DATA RECORDS:
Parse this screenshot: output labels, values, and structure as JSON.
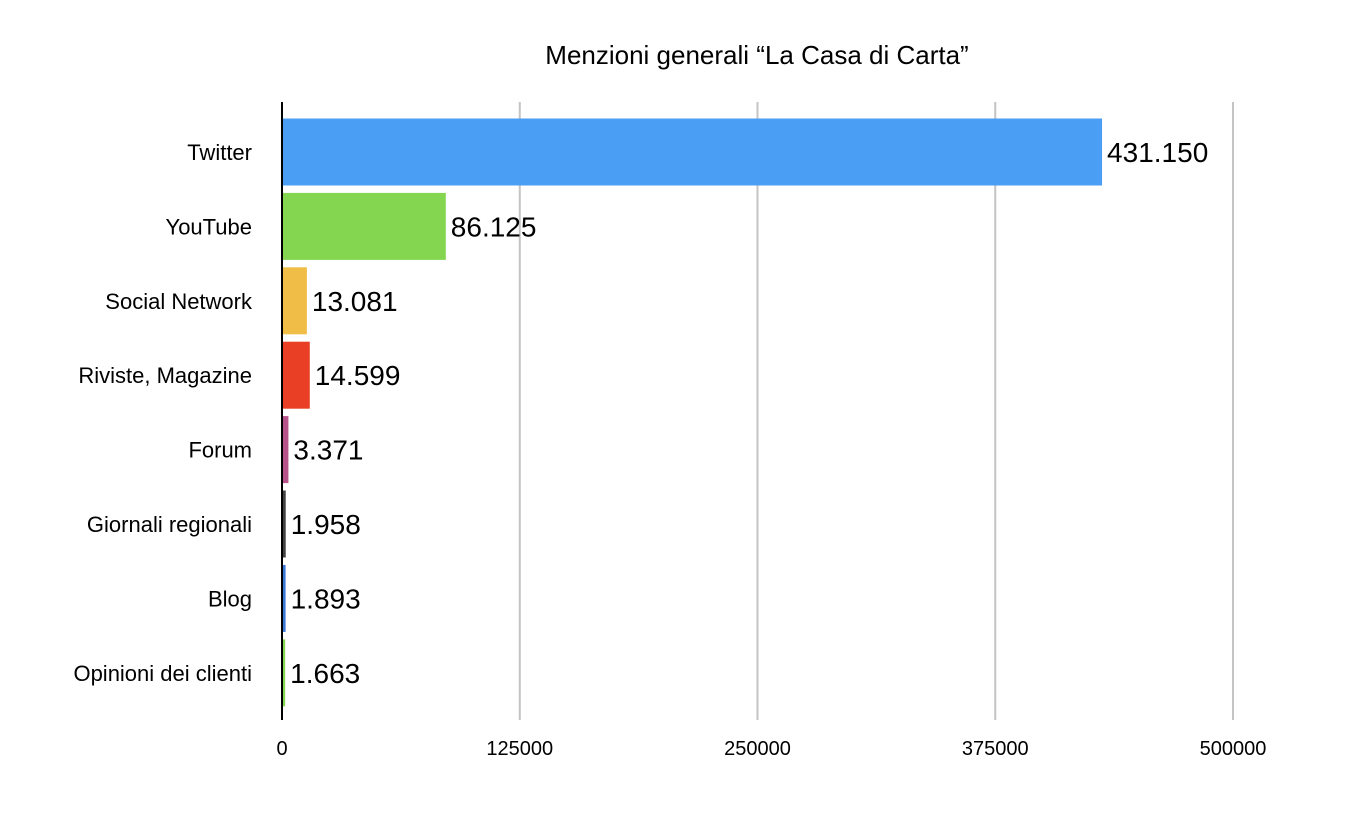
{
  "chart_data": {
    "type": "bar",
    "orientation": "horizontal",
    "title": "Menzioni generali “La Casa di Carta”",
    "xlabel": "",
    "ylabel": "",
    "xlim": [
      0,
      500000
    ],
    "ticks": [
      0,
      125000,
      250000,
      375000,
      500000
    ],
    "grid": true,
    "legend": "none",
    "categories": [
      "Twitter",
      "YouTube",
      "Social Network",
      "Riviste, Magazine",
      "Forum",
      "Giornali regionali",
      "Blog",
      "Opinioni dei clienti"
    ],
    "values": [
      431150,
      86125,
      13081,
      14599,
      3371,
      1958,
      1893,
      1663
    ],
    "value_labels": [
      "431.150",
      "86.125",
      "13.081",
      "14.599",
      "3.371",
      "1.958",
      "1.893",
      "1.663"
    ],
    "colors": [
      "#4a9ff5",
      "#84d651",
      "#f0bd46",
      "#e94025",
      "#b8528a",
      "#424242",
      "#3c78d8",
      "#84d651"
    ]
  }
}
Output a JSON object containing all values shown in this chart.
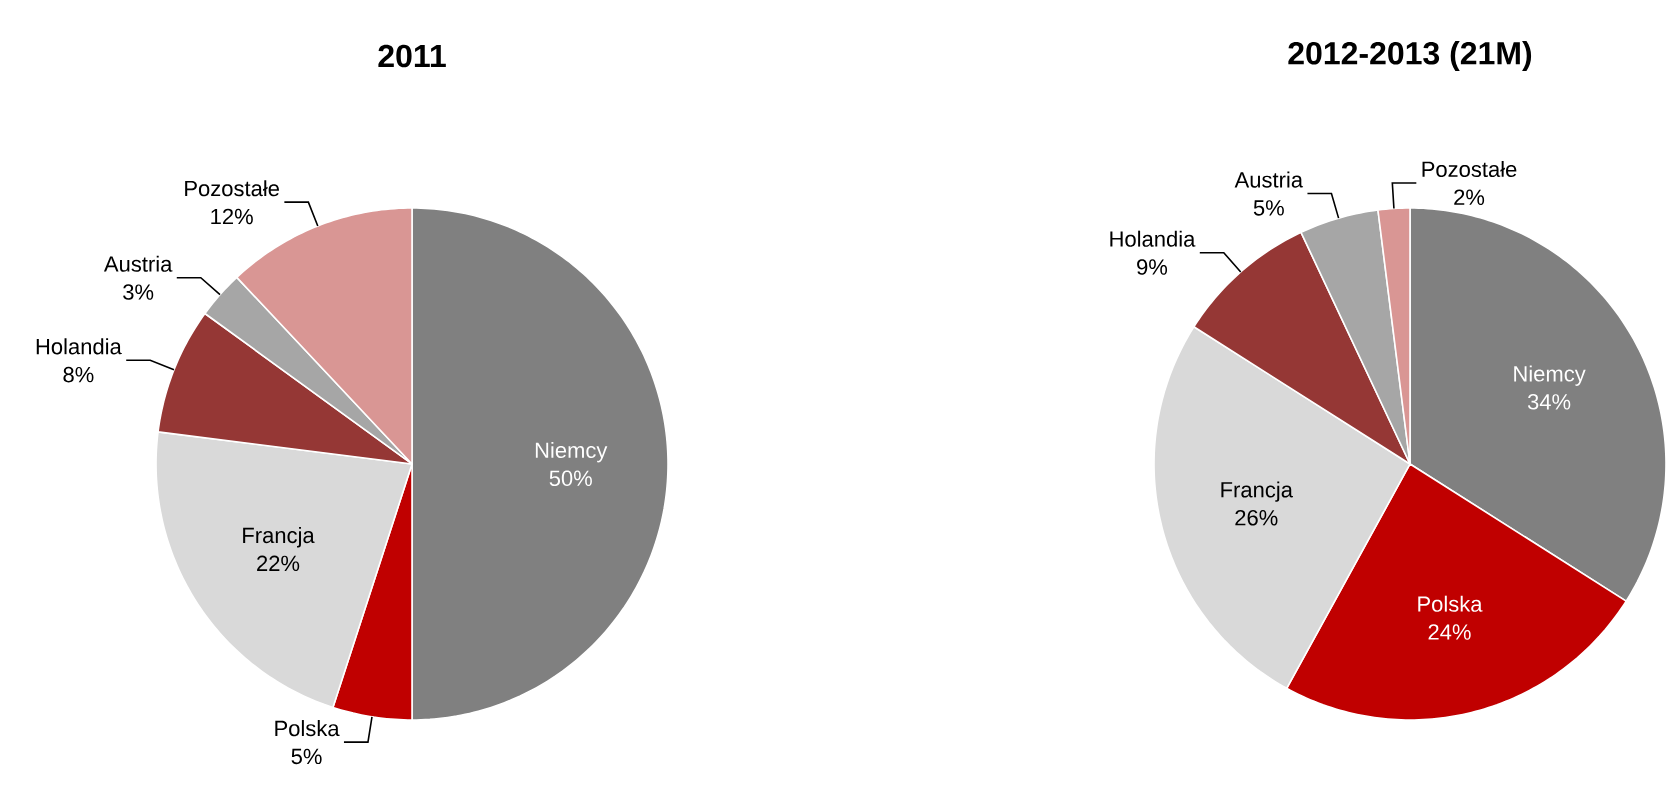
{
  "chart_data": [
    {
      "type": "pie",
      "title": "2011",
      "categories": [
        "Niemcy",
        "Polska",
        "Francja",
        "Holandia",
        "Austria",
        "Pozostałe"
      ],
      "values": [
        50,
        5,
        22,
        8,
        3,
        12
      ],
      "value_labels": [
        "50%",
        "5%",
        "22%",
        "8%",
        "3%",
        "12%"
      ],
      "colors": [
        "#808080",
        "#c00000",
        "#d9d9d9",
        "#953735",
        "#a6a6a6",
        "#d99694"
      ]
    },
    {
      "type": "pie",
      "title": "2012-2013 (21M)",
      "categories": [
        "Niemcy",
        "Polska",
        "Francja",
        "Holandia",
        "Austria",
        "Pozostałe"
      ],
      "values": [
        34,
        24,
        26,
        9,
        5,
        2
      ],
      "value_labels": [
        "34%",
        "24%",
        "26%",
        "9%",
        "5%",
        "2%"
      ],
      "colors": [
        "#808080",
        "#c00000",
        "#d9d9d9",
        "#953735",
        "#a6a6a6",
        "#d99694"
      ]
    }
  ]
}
---
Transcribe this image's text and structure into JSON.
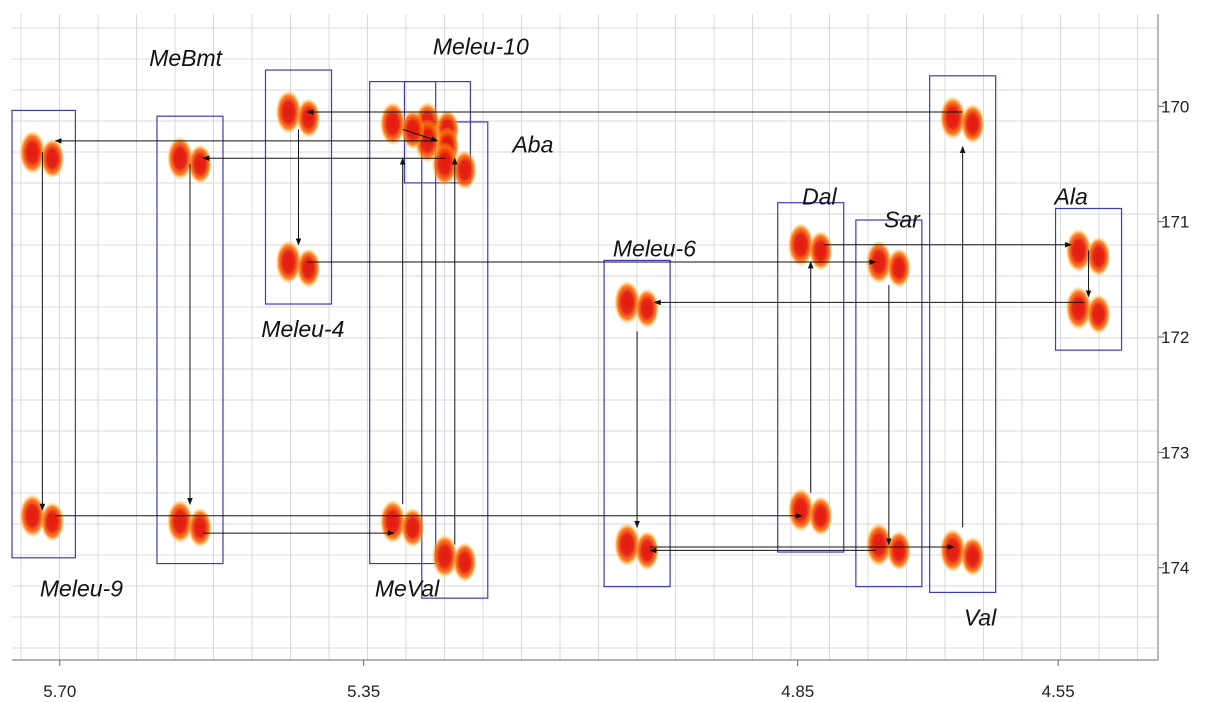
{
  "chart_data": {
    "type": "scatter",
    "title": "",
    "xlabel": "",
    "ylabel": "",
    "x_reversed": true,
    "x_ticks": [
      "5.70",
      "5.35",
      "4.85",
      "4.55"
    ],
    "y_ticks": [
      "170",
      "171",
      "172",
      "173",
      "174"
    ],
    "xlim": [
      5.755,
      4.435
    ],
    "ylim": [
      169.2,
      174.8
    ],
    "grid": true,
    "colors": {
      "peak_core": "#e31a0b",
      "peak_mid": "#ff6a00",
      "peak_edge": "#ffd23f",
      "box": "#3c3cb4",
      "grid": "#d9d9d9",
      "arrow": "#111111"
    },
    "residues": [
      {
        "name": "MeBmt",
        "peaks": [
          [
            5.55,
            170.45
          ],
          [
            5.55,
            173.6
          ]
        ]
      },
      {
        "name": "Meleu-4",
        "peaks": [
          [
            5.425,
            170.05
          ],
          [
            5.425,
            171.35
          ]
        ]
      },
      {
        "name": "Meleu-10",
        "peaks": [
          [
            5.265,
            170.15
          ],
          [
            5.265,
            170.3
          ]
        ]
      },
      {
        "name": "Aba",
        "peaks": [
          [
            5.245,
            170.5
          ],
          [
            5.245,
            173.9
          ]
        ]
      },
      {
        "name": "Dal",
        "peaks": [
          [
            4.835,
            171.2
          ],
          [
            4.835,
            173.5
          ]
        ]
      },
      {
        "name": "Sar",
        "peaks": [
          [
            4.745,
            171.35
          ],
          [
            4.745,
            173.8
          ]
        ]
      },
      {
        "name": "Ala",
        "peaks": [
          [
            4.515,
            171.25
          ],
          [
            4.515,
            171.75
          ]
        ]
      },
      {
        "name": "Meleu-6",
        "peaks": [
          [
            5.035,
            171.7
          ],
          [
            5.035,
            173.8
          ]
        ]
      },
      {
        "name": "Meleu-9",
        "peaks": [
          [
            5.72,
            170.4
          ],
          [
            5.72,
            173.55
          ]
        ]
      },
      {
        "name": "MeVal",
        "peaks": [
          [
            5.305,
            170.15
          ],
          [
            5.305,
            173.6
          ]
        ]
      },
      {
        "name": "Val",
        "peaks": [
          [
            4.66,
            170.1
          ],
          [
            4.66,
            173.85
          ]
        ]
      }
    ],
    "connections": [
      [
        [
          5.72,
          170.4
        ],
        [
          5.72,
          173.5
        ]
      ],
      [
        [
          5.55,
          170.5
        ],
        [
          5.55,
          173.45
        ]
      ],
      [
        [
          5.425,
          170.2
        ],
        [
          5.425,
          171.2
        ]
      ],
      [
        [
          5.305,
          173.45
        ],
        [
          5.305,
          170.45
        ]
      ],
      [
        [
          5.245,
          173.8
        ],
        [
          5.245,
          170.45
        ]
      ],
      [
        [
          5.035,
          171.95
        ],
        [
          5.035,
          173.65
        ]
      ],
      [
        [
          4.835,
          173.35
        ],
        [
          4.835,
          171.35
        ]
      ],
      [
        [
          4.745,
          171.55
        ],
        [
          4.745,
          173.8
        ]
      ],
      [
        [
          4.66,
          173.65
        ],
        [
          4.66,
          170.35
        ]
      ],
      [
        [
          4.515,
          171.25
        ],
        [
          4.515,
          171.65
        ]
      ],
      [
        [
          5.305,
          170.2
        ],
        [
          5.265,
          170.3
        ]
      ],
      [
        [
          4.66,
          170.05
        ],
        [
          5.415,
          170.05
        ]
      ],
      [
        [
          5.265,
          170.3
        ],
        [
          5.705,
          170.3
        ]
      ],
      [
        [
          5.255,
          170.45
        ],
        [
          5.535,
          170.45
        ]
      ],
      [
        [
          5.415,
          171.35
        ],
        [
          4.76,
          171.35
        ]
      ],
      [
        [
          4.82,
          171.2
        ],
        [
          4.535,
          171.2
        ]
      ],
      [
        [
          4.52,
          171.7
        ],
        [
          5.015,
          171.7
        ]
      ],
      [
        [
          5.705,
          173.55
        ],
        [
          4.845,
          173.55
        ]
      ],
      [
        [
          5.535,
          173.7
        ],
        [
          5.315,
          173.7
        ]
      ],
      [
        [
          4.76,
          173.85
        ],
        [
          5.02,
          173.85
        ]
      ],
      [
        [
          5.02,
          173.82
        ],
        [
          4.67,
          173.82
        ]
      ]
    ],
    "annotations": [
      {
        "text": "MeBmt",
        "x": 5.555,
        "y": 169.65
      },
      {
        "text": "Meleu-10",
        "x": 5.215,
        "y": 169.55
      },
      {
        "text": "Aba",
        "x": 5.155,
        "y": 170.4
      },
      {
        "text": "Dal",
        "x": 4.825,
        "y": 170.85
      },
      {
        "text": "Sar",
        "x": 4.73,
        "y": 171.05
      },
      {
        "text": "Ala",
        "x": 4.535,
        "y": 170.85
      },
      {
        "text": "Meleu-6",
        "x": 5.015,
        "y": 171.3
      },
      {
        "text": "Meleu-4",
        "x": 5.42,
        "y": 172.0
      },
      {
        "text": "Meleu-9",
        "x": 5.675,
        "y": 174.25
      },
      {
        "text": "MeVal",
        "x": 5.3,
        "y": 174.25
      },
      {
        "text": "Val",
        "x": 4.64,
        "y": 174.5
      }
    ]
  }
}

GIVEN TASK: Using the listing above, show each line holding the string "values".

RIGHT ANSWER:
Parse this screenshot: output labels, values, and structure as JSON.
    "values": [
Output a JSON object containing all values shown in this chart.
      "values": [
      "values": [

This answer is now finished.